Track down each line that has the word "input" and copy it.

=== Recorded data ===

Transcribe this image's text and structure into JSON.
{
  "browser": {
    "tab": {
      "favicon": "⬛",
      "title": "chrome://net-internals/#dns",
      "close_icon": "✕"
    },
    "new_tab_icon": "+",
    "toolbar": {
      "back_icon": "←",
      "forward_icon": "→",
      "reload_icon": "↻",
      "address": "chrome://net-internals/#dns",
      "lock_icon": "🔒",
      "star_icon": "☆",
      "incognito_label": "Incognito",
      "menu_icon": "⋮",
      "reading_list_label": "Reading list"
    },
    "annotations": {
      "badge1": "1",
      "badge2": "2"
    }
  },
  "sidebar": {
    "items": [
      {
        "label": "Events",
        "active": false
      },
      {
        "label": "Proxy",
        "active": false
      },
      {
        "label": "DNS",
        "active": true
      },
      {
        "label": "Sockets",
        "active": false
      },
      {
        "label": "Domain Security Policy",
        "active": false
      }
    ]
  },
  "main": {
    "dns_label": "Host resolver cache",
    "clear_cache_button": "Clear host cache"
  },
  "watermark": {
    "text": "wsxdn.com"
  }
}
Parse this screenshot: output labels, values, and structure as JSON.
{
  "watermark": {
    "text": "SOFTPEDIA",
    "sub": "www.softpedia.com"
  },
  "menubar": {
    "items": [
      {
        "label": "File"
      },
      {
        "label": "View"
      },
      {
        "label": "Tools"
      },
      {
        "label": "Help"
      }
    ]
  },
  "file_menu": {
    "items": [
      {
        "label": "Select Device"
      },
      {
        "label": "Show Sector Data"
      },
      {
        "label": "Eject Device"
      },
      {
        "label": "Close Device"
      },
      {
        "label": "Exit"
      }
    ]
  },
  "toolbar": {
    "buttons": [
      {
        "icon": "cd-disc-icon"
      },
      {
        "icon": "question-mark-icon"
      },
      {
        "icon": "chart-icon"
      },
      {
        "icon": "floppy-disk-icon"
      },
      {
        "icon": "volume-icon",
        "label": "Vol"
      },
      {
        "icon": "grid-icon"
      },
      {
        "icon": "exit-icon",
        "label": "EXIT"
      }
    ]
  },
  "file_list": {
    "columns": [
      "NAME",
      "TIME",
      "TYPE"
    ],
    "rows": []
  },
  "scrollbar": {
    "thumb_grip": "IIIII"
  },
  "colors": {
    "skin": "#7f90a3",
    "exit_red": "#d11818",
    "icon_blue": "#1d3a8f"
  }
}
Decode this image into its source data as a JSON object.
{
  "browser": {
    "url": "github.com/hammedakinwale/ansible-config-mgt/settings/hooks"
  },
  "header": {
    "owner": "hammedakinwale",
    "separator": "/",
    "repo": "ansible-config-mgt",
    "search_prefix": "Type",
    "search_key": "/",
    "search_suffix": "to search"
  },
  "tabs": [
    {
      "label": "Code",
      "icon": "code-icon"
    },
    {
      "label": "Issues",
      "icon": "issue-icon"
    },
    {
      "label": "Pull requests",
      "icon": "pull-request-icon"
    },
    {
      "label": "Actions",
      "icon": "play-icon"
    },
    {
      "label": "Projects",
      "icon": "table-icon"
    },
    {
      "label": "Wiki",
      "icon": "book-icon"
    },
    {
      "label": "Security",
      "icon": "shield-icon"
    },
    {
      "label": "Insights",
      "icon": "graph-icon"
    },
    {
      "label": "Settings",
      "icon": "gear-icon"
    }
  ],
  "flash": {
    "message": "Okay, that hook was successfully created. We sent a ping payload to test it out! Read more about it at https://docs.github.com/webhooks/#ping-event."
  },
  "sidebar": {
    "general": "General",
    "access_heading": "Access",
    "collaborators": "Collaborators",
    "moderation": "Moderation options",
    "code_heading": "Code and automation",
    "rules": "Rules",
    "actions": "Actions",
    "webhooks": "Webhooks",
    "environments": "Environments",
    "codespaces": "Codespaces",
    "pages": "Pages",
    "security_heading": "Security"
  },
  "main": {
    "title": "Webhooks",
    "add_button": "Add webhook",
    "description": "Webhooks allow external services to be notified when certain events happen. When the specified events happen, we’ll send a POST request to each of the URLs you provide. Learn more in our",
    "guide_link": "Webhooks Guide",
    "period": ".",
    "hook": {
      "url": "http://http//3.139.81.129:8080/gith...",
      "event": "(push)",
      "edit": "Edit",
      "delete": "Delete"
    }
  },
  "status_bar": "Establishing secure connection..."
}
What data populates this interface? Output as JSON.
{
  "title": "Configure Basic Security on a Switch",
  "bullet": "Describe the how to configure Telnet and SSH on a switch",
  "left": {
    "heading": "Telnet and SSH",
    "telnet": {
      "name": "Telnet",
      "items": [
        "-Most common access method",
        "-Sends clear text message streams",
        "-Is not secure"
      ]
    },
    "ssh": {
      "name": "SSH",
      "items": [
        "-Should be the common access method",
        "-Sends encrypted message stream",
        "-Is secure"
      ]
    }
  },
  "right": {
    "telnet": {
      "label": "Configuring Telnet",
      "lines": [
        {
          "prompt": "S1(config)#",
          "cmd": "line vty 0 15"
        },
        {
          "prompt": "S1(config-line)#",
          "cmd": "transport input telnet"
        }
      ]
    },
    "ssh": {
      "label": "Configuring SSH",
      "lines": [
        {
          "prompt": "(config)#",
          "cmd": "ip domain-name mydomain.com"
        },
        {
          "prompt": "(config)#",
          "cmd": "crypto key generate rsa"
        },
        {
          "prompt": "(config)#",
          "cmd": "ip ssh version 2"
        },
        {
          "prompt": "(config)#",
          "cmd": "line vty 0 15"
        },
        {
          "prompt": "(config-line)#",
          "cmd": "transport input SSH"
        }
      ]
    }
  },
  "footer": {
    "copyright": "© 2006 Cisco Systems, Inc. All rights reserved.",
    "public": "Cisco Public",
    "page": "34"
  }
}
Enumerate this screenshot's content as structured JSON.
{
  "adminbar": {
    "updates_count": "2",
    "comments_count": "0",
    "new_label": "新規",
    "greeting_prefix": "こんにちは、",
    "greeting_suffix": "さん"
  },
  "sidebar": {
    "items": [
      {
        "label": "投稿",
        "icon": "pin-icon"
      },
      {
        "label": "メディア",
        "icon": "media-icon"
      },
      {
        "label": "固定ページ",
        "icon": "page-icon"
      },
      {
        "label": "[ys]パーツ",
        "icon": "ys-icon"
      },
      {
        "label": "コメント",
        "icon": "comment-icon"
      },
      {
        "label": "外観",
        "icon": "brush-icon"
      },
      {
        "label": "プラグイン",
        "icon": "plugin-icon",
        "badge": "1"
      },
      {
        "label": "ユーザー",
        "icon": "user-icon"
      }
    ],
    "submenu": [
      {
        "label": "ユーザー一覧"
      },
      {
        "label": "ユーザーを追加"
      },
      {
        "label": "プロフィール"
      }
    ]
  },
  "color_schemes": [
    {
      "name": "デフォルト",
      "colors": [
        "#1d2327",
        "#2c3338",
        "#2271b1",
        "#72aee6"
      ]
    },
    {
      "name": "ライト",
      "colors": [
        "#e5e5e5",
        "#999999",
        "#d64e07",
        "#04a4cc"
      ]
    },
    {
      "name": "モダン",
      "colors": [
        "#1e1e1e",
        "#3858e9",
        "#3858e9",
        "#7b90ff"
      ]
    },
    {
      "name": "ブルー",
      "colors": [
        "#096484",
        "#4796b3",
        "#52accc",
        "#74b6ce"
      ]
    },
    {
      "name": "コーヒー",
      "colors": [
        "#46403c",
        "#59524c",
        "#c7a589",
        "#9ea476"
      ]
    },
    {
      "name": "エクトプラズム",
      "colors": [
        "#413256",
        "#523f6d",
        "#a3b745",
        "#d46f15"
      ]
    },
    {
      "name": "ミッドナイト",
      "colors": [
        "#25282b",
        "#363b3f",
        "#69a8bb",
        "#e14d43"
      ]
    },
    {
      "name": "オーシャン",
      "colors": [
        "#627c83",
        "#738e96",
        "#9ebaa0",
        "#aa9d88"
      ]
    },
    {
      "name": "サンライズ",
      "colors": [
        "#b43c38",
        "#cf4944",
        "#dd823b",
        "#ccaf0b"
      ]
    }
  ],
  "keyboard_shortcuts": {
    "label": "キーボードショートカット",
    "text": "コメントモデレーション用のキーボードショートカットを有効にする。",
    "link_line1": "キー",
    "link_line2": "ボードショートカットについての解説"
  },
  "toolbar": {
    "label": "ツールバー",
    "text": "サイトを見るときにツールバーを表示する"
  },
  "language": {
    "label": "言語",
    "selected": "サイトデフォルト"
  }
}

===

Reply to the exercise -
          "cmd": "transport input telnet"
          "cmd": "transport input SSH"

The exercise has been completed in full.